--- Stated problem ---
Using the data below, copy every line that contains the word "政府信贷".

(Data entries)
--- start ---
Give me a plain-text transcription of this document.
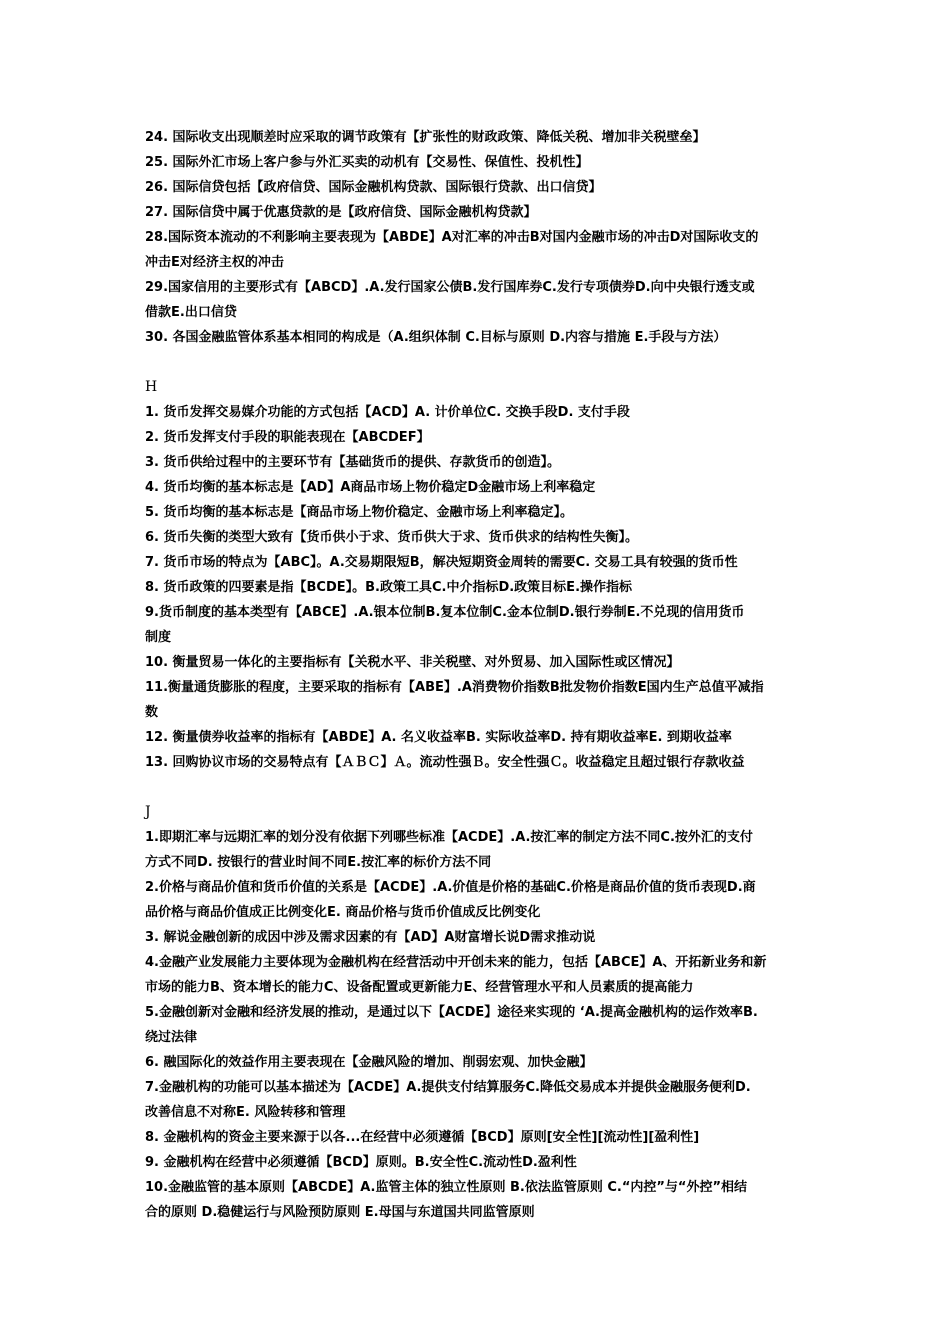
24. 国际收支出现顺差时应采取的调节政策有【扩张性的财政政策、降低关税、增加非关税壁垒】
25. 国际外汇市场上客户参与外汇买卖的动机有【交易性、保值性、投机性】
26. 国际信贷包括【政府信贷、国际金融机构贷款、国际银行贷款、出口信贷】
27. 国际信贷中属于优惠贷款的是【政府信贷、国际金融机构贷款】
28.国际资本流动的不利影响主要表现为【ABDE】A对汇率的冲击B对国内金融市场的冲击D对国际收支的
冲击E对经济主权的冲击
29.国家信用的主要形式有【ABCD】.A.发行国家公债B.发行国库券C.发行专项债券D.向中央银行透支或
借款E.出口信贷
30. 各国金融监管体系基本相同的构成是（A.组织体制 C.目标与原则 D.内容与措施 E.手段与方法）
H
1. 货币发挥交易媒介功能的方式包括【ACD】A. 计价单位C. 交换手段D. 支付手段
2. 货币发挥支付手段的职能表现在【ABCDEF】
3. 货币供给过程中的主要环节有【基础货币的提供、存款货币的创造】。
4. 货币均衡的基本标志是【AD】A商品市场上物价稳定D金融市场上利率稳定
5. 货币均衡的基本标志是【商品市场上物价稳定、金融市场上利率稳定】。
6. 货币失衡的类型大致有【货币供小于求、货币供大于求、货币供求的结构性失衡】。
7. 货币市场的特点为【ABC】。A.交易期限短B，解决短期资金周转的需要C. 交易工具有较强的货币性
8. 货币政策的四要素是指【BCDE】。B.政策工具C.中介指标D.政策目标E.操作指标
9.货币制度的基本类型有【ABCE】.A.银本位制B.复本位制C.金本位制D.银行券制E.不兑现的信用货币
制度
10. 衡量贸易一体化的主要指标有【关税水平、非关税壁、对外贸易、加入国际性或区情况】
11.衡量通货膨胀的程度，主要采取的指标有【ABE】.A消费物价指数B批发物价指数E国内生产总值平减指
数
12. 衡量债券收益率的指标有【ABDE】A. 名义收益率B. 实际收益率D. 持有期收益率E. 到期收益率
13. 回购协议市场的交易特点有【ＡＢＣ】Ａ。流动性强Ｂ。安全性强Ｃ。收益稳定且超过银行存款收益
J
1.即期汇率与远期汇率的划分没有依据下列哪些标准【ACDE】.A.按汇率的制定方法不同C.按外汇的支付
方式不同D. 按银行的营业时间不同E.按汇率的标价方法不同
2.价格与商品价值和货币价值的关系是【ACDE】.A.价值是价格的基础C.价格是商品价值的货币表现D.商
品价格与商品价值成正比例变化E. 商品价格与货币价值成反比例变化
3. 解说金融创新的成因中涉及需求因素的有【AD】A财富增长说D需求推动说
4.金融产业发展能力主要体现为金融机构在经营活动中开创未来的能力，包括【ABCE】A、开拓新业务和新
市场的能力B、资本增长的能力C、设备配置或更新能力E、经营管理水平和人员素质的提高能力
5.金融创新对金融和经济发展的推动，是通过以下【ACDE】途径来实现的 ‘A.提高金融机构的运作效率B.
绕过法律
6. 融国际化的效益作用主要表现在【金融风险的增加、削弱宏观、加快金融】
7.金融机构的功能可以基本描述为【ACDE】A.提供支付结算服务C.降低交易成本并提供金融服务便利D.
改善信息不对称E. 风险转移和管理
8. 金融机构的资金主要来源于以各...在经营中必须遵循【BCD】原则[安全性][流动性][盈利性]
9. 金融机构在经营中必须遵循【BCD】原则。B.安全性C.流动性D.盈利性
10.金融监管的基本原则【ABCDE】A.监管主体的独立性原则 B.依法监管原则 C.“内控”与“外控”相结
合的原则 D.稳健运行与风险预防原则 E.母国与东道国共同监管原则
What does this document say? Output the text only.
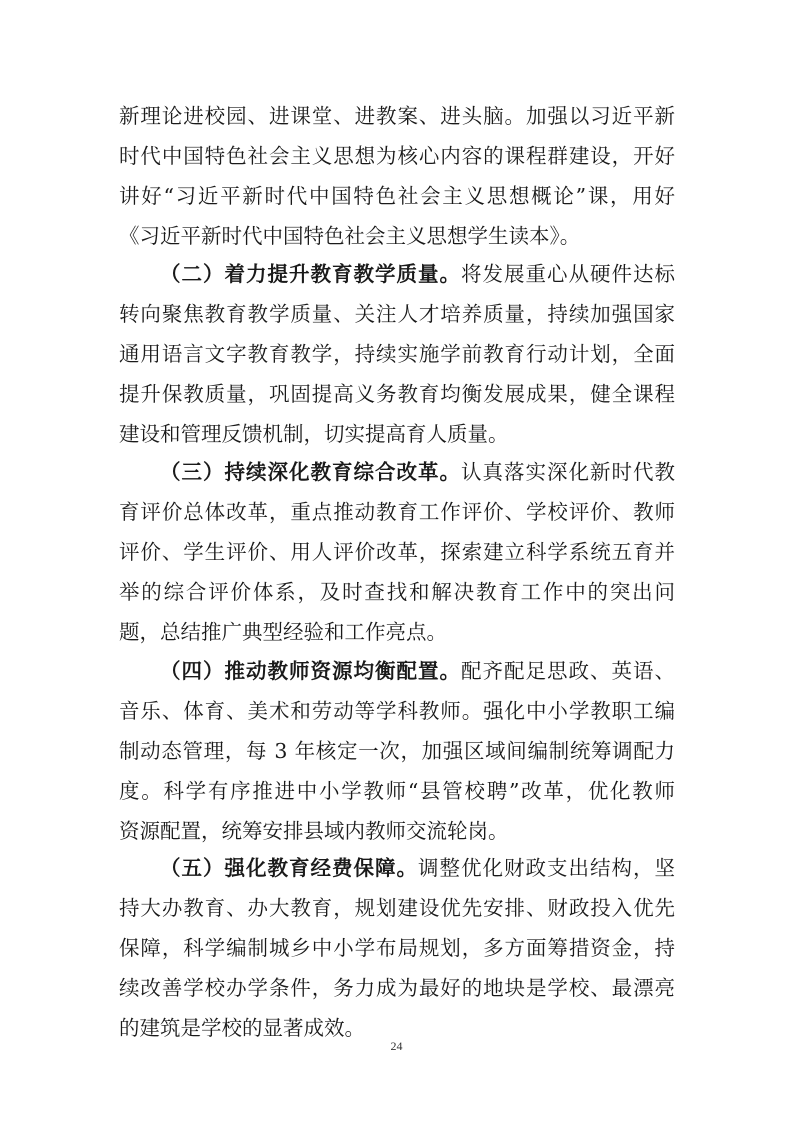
新理论进校园、进课堂、进教案、进头脑。加强以习近平新
时代中国特色社会主义思想为核心内容的课程群建设，开好
讲好“习近平新时代中国特色社会主义思想概论”课，用好
《习近平新时代中国特色社会主义思想学生读本》。
（二）着力提升教育教学质量。将发展重心从硬件达标
转向聚焦教育教学质量、关注人才培养质量，持续加强国家
通用语言文字教育教学，持续实施学前教育行动计划，全面
提升保教质量，巩固提高义务教育均衡发展成果，健全课程
建设和管理反馈机制，切实提高育人质量。
（三）持续深化教育综合改革。认真落实深化新时代教
育评价总体改革，重点推动教育工作评价、学校评价、教师
评价、学生评价、用人评价改革，探索建立科学系统五育并
举的综合评价体系，及时查找和解决教育工作中的突出问
题，总结推广典型经验和工作亮点。
（四）推动教师资源均衡配置。配齐配足思政、英语、
音乐、体育、美术和劳动等学科教师。强化中小学教职工编
制动态管理，每 3 年核定一次，加强区域间编制统筹调配力
度。科学有序推进中小学教师“县管校聘”改革，优化教师
资源配置，统筹安排县域内教师交流轮岗。
（五）强化教育经费保障。调整优化财政支出结构，坚
持大办教育、办大教育，规划建设优先安排、财政投入优先
保障，科学编制城乡中小学布局规划，多方面筹措资金，持
续改善学校办学条件，务力成为最好的地块是学校、最漂亮
的建筑是学校的显著成效。
24
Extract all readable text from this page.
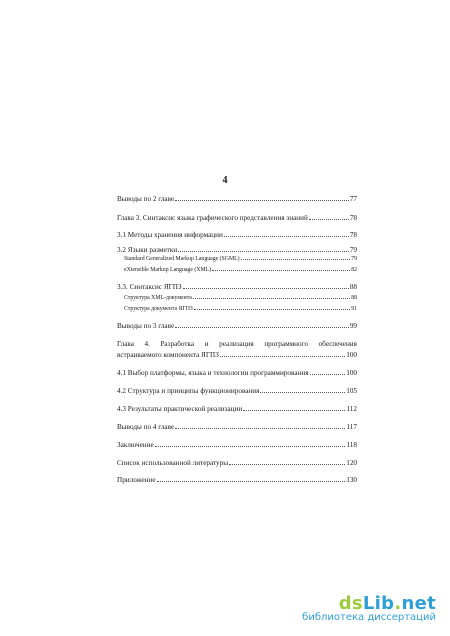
4
Выводы по 2 главе	77
Глава 3. Синтаксис языка графического представления знаний	78
3.1 Методы хранения информации	78
3.2 Языки разметки	79
Standard Generalized Markup Language (SGML)	79
eXtensible Markup Language (XML)	82
3.3. Синтаксис ЯГПЗ	88
Структура XML-документа	88
Структура документа ЯГПЗ	91
Выводы по 3 главе	99
Глава 4. Разработка и реализация программного обеспечения
встраиваемого компонента ЯГПЗ	100
4.1 Выбор платформы, языка и технологии программирования	100
4.2 Структура и принципы функционирования	105
4.3 Результаты практической реализации	112
Выводы по 4 главе	117
Заключение	118
Список использованной литературы	120
Приложение	130
dsLib.net
библиотека диссертаций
--- end ---
--- Result ---
26. 国际信贷包括【政府信贷、国际金融机构贷款、国际银行贷款、出口信贷】
27. 国际信贷中属于优惠贷款的是【政府信贷、国际金融机构贷款】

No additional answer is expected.